Dataset items
** Begin **

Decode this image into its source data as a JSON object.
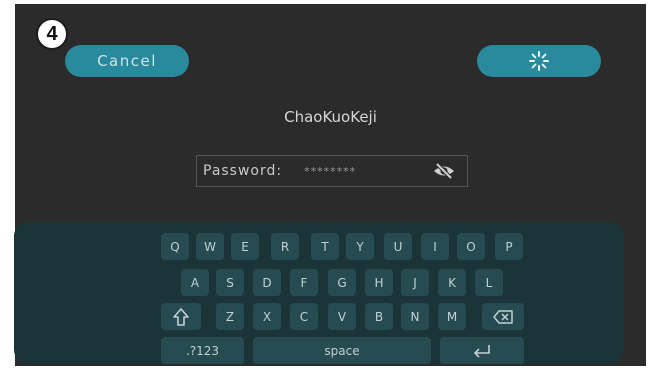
{
  "step_number": "4",
  "header": {
    "cancel_label": "Cancel",
    "confirm_icon": "loading-spinner-icon"
  },
  "network": {
    "name": "ChaoKuoKeji"
  },
  "password_field": {
    "label": "Password:",
    "value": "********",
    "toggle_icon": "eye-slash-icon"
  },
  "keyboard": {
    "rows": [
      [
        "Q",
        "W",
        "E",
        "R",
        "T",
        "Y",
        "U",
        "I",
        "O",
        "P"
      ],
      [
        "A",
        "S",
        "D",
        "F",
        "G",
        "H",
        "J",
        "K",
        "L"
      ],
      [
        "Z",
        "X",
        "C",
        "V",
        "B",
        "N",
        "M"
      ]
    ],
    "shift_icon": "shift-arrow-icon",
    "backspace_icon": "backspace-icon",
    "numbers_label": ".?123",
    "space_label": "space",
    "enter_icon": "enter-return-icon"
  },
  "colors": {
    "screen_bg": "#2b2b2b",
    "accent": "#2a8a9d",
    "keyboard_bg": "#1b3438",
    "key_bg": "#264c52"
  }
}
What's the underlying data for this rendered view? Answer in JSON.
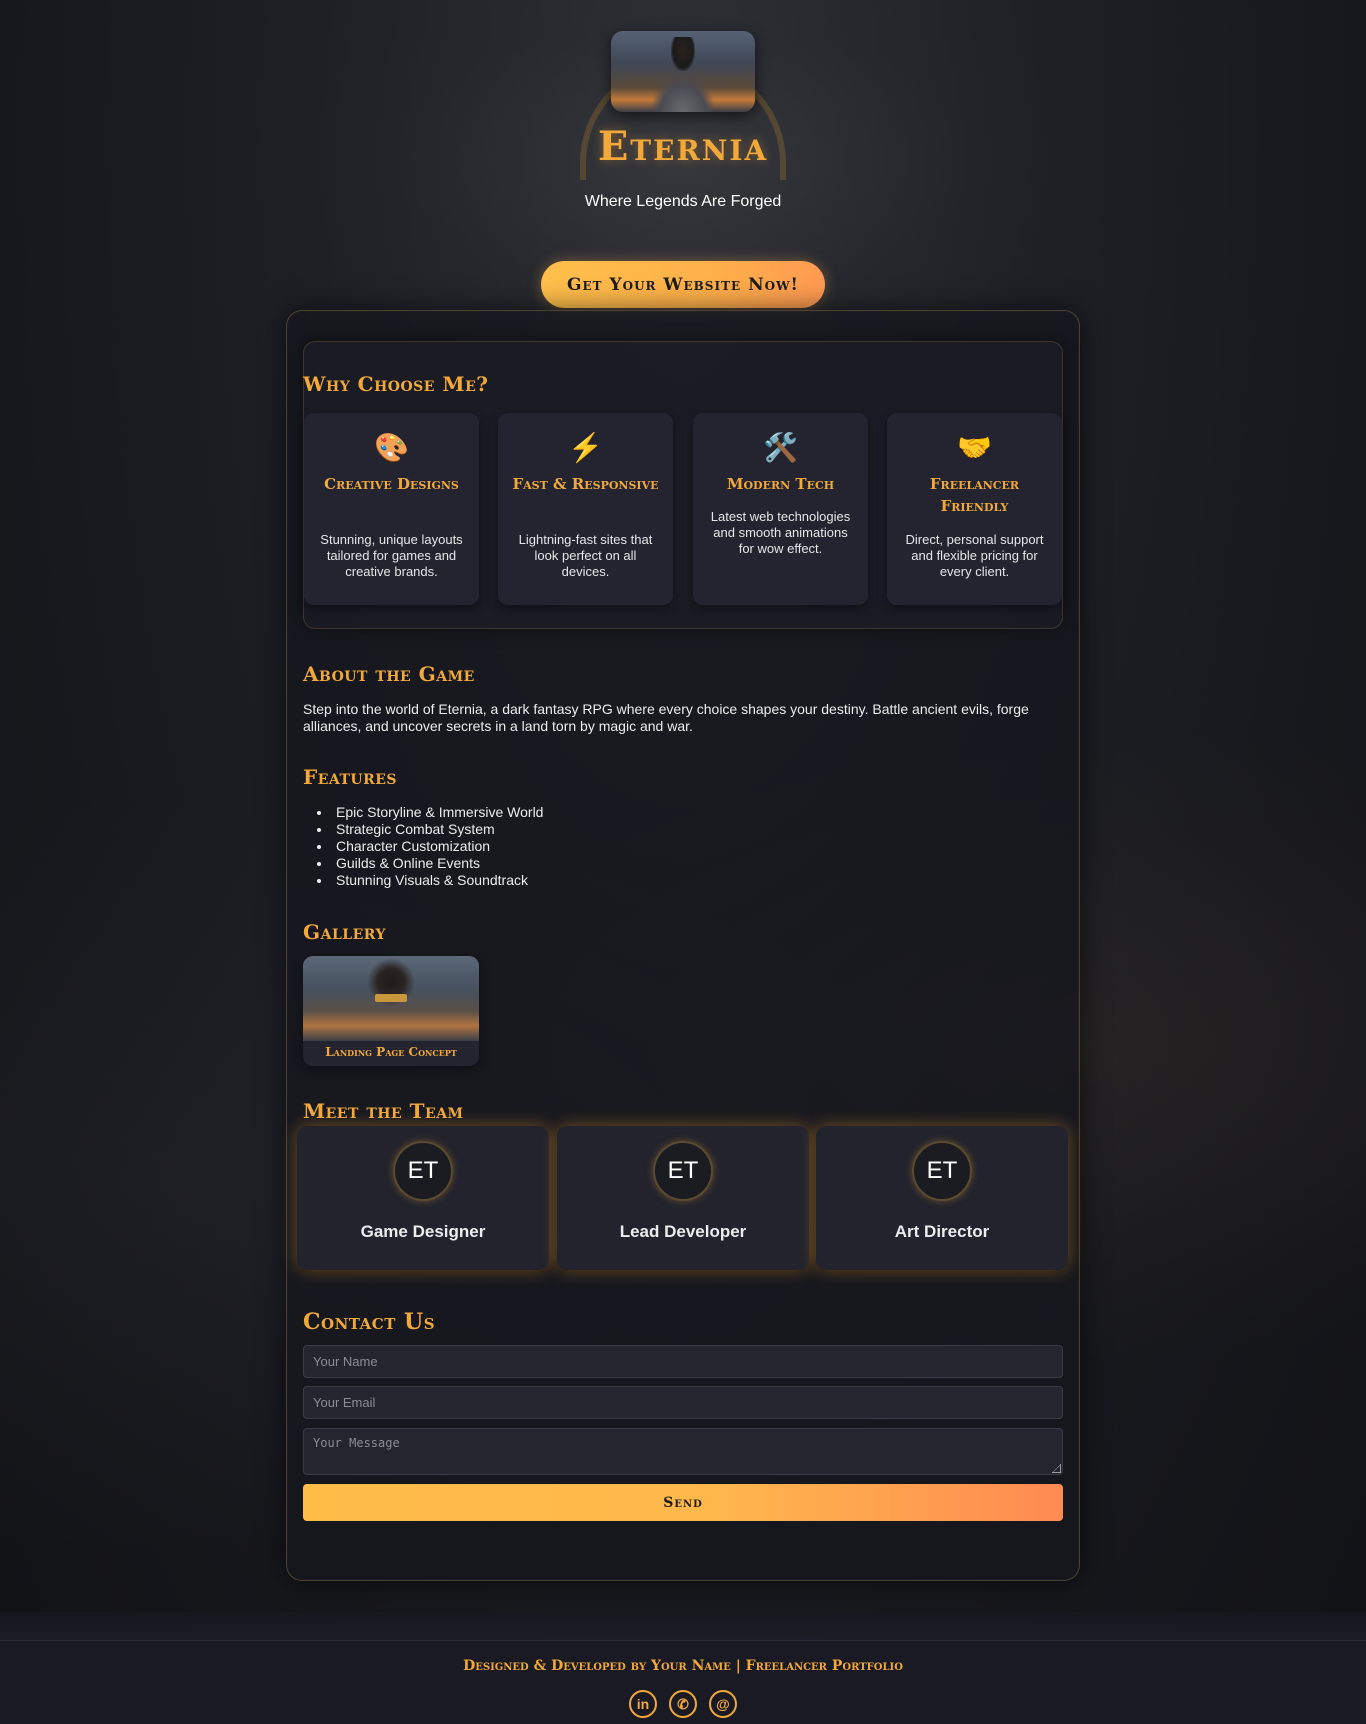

** End **

Gather every line from the listing above in which "this" appears, and copy those lines.

_ANSWER BELOW_:
Decode this image into its source data as a JSON object.
What's the underlying data for this rendered view? Answer in JSON.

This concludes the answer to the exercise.